§ TASK
Would you write out the listing verbatim and skip every picture in it?

Records from a dataset:
-*-

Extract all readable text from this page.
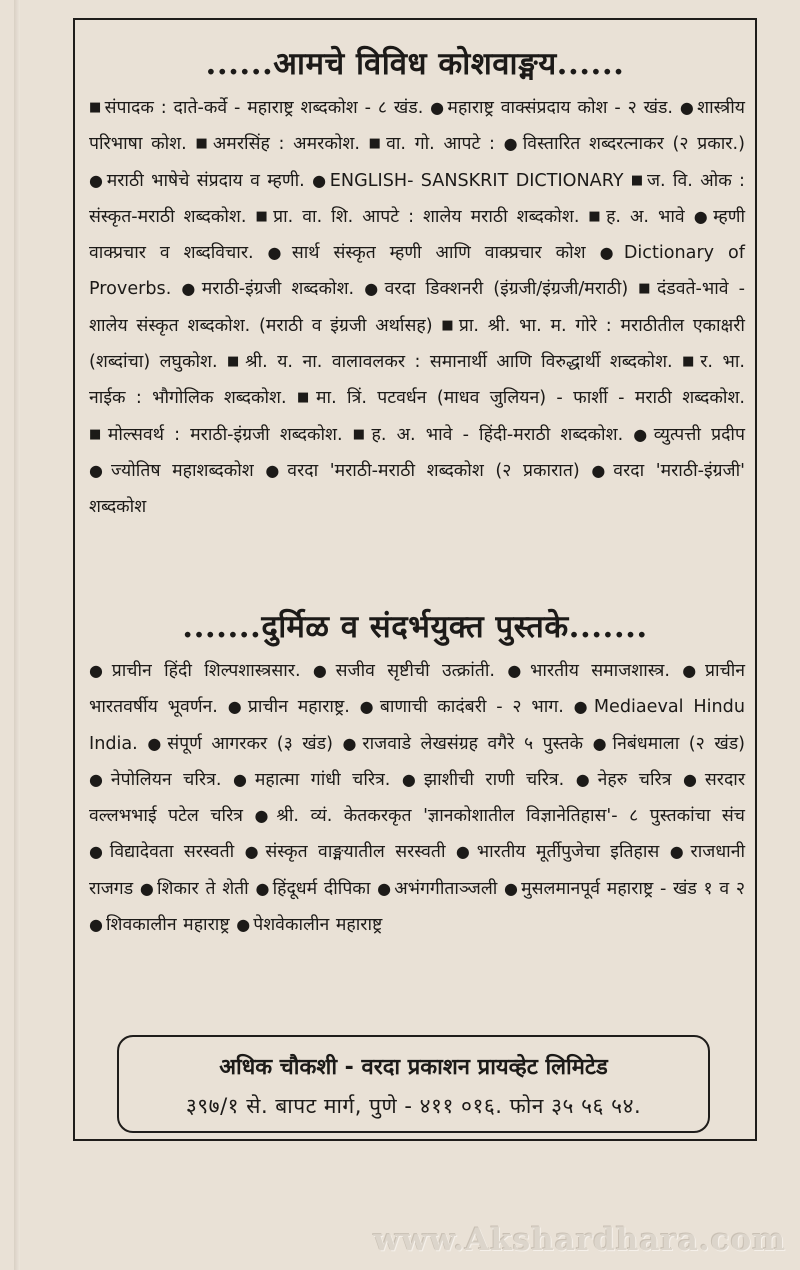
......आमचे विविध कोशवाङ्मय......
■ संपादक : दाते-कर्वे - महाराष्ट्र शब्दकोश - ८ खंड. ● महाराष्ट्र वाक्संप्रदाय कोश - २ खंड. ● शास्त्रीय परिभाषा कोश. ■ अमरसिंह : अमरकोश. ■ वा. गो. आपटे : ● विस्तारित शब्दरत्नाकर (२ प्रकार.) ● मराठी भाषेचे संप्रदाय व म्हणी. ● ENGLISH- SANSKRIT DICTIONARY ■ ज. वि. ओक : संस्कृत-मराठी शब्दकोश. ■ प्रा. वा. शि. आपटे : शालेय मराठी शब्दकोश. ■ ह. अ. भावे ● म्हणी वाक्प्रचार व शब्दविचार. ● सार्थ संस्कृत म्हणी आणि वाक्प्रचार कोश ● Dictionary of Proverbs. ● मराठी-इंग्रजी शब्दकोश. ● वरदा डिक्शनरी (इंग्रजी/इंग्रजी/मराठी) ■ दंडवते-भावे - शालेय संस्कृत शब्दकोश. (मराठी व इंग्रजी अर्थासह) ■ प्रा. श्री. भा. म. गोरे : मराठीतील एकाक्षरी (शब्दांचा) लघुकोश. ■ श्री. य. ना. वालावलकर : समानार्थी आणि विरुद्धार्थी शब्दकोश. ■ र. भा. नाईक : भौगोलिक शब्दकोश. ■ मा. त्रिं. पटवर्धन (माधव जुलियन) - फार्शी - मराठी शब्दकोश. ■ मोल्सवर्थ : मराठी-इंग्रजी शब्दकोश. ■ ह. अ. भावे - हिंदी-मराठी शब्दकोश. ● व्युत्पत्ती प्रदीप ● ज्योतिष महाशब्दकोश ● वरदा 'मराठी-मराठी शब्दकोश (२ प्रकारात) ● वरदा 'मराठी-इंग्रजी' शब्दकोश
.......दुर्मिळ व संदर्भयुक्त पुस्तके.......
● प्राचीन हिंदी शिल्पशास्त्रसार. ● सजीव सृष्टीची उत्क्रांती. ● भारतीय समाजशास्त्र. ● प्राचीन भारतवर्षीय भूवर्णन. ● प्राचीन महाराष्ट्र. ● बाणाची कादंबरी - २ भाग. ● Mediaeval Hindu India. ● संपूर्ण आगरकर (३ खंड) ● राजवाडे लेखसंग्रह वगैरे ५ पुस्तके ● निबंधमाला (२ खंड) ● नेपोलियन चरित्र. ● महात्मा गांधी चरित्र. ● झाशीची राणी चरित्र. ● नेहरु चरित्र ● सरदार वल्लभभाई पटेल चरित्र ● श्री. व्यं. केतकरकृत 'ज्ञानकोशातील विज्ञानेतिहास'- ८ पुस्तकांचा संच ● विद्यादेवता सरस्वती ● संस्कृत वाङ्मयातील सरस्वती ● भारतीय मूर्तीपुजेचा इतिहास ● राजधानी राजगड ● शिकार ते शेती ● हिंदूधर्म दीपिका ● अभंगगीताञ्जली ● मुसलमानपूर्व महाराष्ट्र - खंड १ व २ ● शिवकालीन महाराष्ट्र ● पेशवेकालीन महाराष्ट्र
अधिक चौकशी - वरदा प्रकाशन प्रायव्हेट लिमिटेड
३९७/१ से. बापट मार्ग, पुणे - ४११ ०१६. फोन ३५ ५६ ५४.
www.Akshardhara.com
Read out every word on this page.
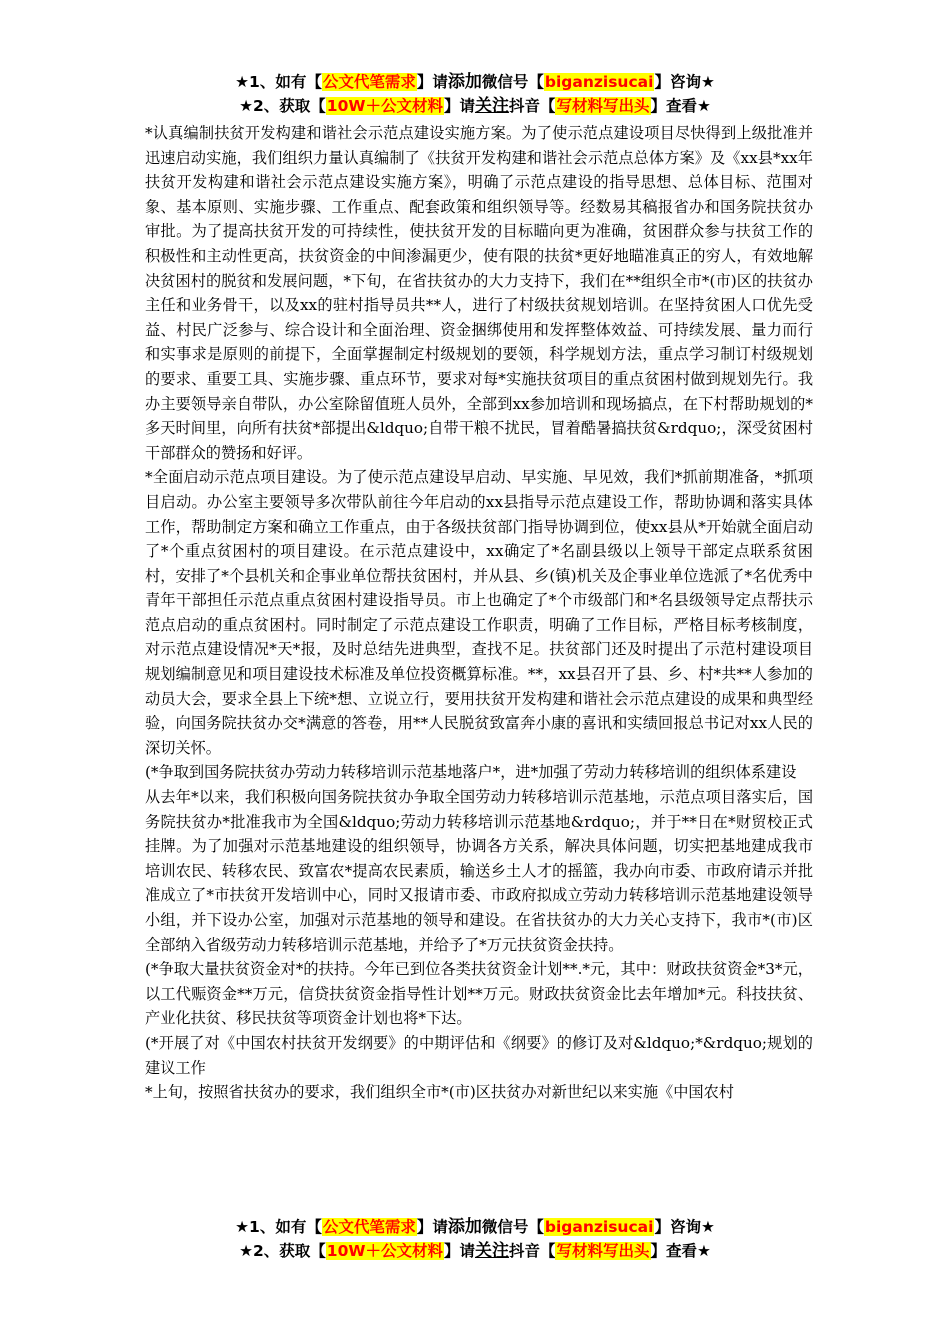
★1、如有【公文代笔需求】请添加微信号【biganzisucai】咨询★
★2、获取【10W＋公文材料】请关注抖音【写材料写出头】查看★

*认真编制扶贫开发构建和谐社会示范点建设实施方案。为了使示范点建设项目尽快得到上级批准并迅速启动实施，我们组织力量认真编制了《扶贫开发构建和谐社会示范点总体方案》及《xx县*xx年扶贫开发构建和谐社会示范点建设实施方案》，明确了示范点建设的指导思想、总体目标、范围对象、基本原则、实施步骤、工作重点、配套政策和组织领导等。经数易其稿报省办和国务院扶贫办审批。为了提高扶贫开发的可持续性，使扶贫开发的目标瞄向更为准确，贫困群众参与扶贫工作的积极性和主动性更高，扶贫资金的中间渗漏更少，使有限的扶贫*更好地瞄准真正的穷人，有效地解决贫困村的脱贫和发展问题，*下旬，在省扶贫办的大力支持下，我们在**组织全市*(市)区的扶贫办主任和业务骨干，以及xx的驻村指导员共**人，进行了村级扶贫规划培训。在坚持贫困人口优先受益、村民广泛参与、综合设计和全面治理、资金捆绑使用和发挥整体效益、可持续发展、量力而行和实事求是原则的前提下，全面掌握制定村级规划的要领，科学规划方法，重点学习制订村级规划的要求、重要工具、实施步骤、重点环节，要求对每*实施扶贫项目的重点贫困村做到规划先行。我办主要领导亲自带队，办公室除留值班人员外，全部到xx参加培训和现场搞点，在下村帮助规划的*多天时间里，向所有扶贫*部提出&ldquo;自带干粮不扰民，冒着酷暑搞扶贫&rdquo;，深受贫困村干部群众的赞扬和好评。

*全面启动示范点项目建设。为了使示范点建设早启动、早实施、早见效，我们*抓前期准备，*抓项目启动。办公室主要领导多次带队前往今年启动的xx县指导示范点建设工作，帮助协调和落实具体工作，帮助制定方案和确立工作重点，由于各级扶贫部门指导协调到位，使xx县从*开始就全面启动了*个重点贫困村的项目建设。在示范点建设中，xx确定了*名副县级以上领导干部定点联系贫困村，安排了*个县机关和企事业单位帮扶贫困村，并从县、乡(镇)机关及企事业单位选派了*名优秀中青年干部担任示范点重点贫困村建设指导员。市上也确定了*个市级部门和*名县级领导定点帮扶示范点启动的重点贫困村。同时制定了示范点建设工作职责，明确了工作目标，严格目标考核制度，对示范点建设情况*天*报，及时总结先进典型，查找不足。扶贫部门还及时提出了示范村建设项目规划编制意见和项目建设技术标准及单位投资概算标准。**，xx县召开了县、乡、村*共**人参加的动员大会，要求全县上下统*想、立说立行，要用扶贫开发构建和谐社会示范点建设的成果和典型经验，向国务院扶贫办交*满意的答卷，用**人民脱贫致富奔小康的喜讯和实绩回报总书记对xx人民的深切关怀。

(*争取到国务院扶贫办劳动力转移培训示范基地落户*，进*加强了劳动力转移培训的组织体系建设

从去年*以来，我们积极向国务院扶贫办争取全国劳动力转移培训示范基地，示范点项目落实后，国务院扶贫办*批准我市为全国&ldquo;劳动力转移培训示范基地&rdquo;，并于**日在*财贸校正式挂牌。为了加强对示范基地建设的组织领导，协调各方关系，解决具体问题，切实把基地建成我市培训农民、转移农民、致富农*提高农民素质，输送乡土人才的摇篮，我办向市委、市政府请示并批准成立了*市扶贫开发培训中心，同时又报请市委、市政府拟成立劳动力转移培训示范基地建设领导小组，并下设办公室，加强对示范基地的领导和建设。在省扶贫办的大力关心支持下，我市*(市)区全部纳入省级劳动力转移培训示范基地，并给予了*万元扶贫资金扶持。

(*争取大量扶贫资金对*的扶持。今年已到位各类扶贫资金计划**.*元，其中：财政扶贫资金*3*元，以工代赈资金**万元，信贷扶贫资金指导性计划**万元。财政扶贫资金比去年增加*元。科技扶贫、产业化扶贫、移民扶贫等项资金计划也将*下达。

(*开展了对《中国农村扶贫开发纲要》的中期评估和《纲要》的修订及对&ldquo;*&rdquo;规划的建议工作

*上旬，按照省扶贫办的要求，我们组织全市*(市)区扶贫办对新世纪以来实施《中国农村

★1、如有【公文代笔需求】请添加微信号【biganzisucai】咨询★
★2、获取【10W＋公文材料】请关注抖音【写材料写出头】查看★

-*-

§ WORKED SOLUTION
Extract all readable text from this page.
......आमचे विविध कोशवाङ्मय......
■ संपादक : दाते-कर्वे - महाराष्ट्र शब्दकोश - ८ खंड. ● महाराष्ट्र वाक्संप्रदाय कोश - २ खंड. ● शास्त्रीय परिभाषा कोश. ■ अमरसिंह : अमरकोश. ■ वा. गो. आपटे : ● विस्तारित शब्दरत्नाकर (२ प्रकार.) ● मराठी भाषेचे संप्रदाय व म्हणी. ● ENGLISH- SANSKRIT DICTIONARY ■ ज. वि. ओक : संस्कृत-मराठी शब्दकोश. ■ प्रा. वा. शि. आपटे : शालेय मराठी शब्दकोश. ■ ह. अ. भावे ● म्हणी वाक्प्रचार व शब्दविचार. ● सार्थ संस्कृत म्हणी आणि वाक्प्रचार कोश ● Dictionary of Proverbs. ● मराठी-इंग्रजी शब्दकोश. ● वरदा डिक्शनरी (इंग्रजी/इंग्रजी/मराठी) ■ दंडवते-भावे - शालेय संस्कृत शब्दकोश. (मराठी व इंग्रजी अर्थासह) ■ प्रा. श्री. भा. म. गोरे : मराठीतील एकाक्षरी (शब्दांचा) लघुकोश. ■ श्री. य. ना. वालावलकर : समानार्थी आणि विरुद्धार्थी शब्दकोश. ■ र. भा. नाईक : भौगोलिक शब्दकोश. ■ मा. त्रिं. पटवर्धन (माधव जुलियन) - फार्शी - मराठी शब्दकोश. ■ मोल्सवर्थ : मराठी-इंग्रजी शब्दकोश. ■ ह. अ. भावे - हिंदी-मराठी शब्दकोश. ● व्युत्पत्ती प्रदीप ● ज्योतिष महाशब्दकोश ● वरदा 'मराठी-मराठी शब्दकोश (२ प्रकारात) ● वरदा 'मराठी-इंग्रजी' शब्दकोश
.......दुर्मिळ व संदर्भयुक्त पुस्तके.......
● प्राचीन हिंदी शिल्पशास्त्रसार. ● सजीव सृष्टीची उत्क्रांती. ● भारतीय समाजशास्त्र. ● प्राचीन भारतवर्षीय भूवर्णन. ● प्राचीन महाराष्ट्र. ● बाणाची कादंबरी - २ भाग. ● Mediaeval Hindu India. ● संपूर्ण आगरकर (३ खंड) ● राजवाडे लेखसंग्रह वगैरे ५ पुस्तके ● निबंधमाला (२ खंड) ● नेपोलियन चरित्र. ● महात्मा गांधी चरित्र. ● झाशीची राणी चरित्र. ● नेहरु चरित्र ● सरदार वल्लभभाई पटेल चरित्र ● श्री. व्यं. केतकरकृत 'ज्ञानकोशातील विज्ञानेतिहास'- ८ पुस्तकांचा संच ● विद्यादेवता सरस्वती ● संस्कृत वाङ्मयातील सरस्वती ● भारतीय मूर्तीपुजेचा इतिहास ● राजधानी राजगड ● शिकार ते शेती ● हिंदूधर्म दीपिका ● अभंगगीताञ्जली ● मुसलमानपूर्व महाराष्ट्र - खंड १ व २ ● शिवकालीन महाराष्ट्र ● पेशवेकालीन महाराष्ट्र
अधिक चौकशी - वरदा प्रकाशन प्रायव्हेट लिमिटेड
३९७/१ से. बापट मार्ग, पुणे - ४११ ०१६. फोन ३५ ५६ ५४.
www.Akshardhara.com
Read out every word on this page.
★1、如有【公文代笔需求】请添加微信号【biganzisucai】咨询★
★2、获取【10W＋公文材料】请关注抖音【写材料写出头】查看★

*认真编制扶贫开发构建和谐社会示范点建设实施方案。为了使示范点建设项目尽快得到上级批准并迅速启动实施，我们组织力量认真编制了《扶贫开发构建和谐社会示范点总体方案》及《xx县*xx年扶贫开发构建和谐社会示范点建设实施方案》，明确了示范点建设的指导思想、总体目标、范围对象、基本原则、实施步骤、工作重点、配套政策和组织领导等。经数易其稿报省办和国务院扶贫办审批。为了提高扶贫开发的可持续性，使扶贫开发的目标瞄向更为准确，贫困群众参与扶贫工作的积极性和主动性更高，扶贫资金的中间渗漏更少，使有限的扶贫*更好地瞄准真正的穷人，有效地解决贫困村的脱贫和发展问题，*下旬，在省扶贫办的大力支持下，我们在**组织全市*(市)区的扶贫办主任和业务骨干，以及xx的驻村指导员共**人，进行了村级扶贫规划培训。在坚持贫困人口优先受益、村民广泛参与、综合设计和全面治理、资金捆绑使用和发挥整体效益、可持续发展、量力而行和实事求是原则的前提下，全面掌握制定村级规划的要领，科学规划方法，重点学习制订村级规划的要求、重要工具、实施步骤、重点环节，要求对每*实施扶贫项目的重点贫困村做到规划先行。我办主要领导亲自带队，办公室除留值班人员外，全部到xx参加培训和现场搞点，在下村帮助规划的*多天时间里，向所有扶贫*部提出&ldquo;自带干粮不扰民，冒着酷暑搞扶贫&rdquo;，深受贫困村干部群众的赞扬和好评。

*全面启动示范点项目建设。为了使示范点建设早启动、早实施、早见效，我们*抓前期准备，*抓项目启动。办公室主要领导多次带队前往今年启动的xx县指导示范点建设工作，帮助协调和落实具体工作，帮助制定方案和确立工作重点，由于各级扶贫部门指导协调到位，使xx县从*开始就全面启动了*个重点贫困村的项目建设。在示范点建设中，xx确定了*名副县级以上领导干部定点联系贫困村，安排了*个县机关和企事业单位帮扶贫困村，并从县、乡(镇)机关及企事业单位选派了*名优秀中青年干部担任示范点重点贫困村建设指导员。市上也确定了*个市级部门和*名县级领导定点帮扶示范点启动的重点贫困村。同时制定了示范点建设工作职责，明确了工作目标，严格目标考核制度，对示范点建设情况*天*报，及时总结先进典型，查找不足。扶贫部门还及时提出了示范村建设项目规划编制意见和项目建设技术标准及单位投资概算标准。**，xx县召开了县、乡、村*共**人参加的动员大会，要求全县上下统*想、立说立行，要用扶贫开发构建和谐社会示范点建设的成果和典型经验，向国务院扶贫办交*满意的答卷，用**人民脱贫致富奔小康的喜讯和实绩回报总书记对xx人民的深切关怀。

(*争取到国务院扶贫办劳动力转移培训示范基地落户*，进*加强了劳动力转移培训的组织体系建设

从去年*以来，我们积极向国务院扶贫办争取全国劳动力转移培训示范基地，示范点项目落实后，国务院扶贫办*批准我市为全国&ldquo;劳动力转移培训示范基地&rdquo;，并于**日在*财贸校正式挂牌。为了加强对示范基地建设的组织领导，协调各方关系，解决具体问题，切实把基地建成我市培训农民、转移农民、致富农*提高农民素质，输送乡土人才的摇篮，我办向市委、市政府请示并批准成立了*市扶贫开发培训中心，同时又报请市委、市政府拟成立劳动力转移培训示范基地建设领导小组，并下设办公室，加强对示范基地的领导和建设。在省扶贫办的大力关心支持下，我市*(市)区全部纳入省级劳动力转移培训示范基地，并给予了*万元扶贫资金扶持。

(*争取大量扶贫资金对*的扶持。今年已到位各类扶贫资金计划**.*元，其中：财政扶贫资金*3*元，以工代赈资金**万元，信贷扶贫资金指导性计划**万元。财政扶贫资金比去年增加*元。科技扶贫、产业化扶贫、移民扶贫等项资金计划也将*下达。

(*开展了对《中国农村扶贫开发纲要》的中期评估和《纲要》的修订及对&ldquo;*&rdquo;规划的建议工作

*上旬，按照省扶贫办的要求，我们组织全市*(市)区扶贫办对新世纪以来实施《中国农村

★1、如有【公文代笔需求】请添加微信号【biganzisucai】咨询★
★2、获取【10W＋公文材料】请关注抖音【写材料写出头】查看★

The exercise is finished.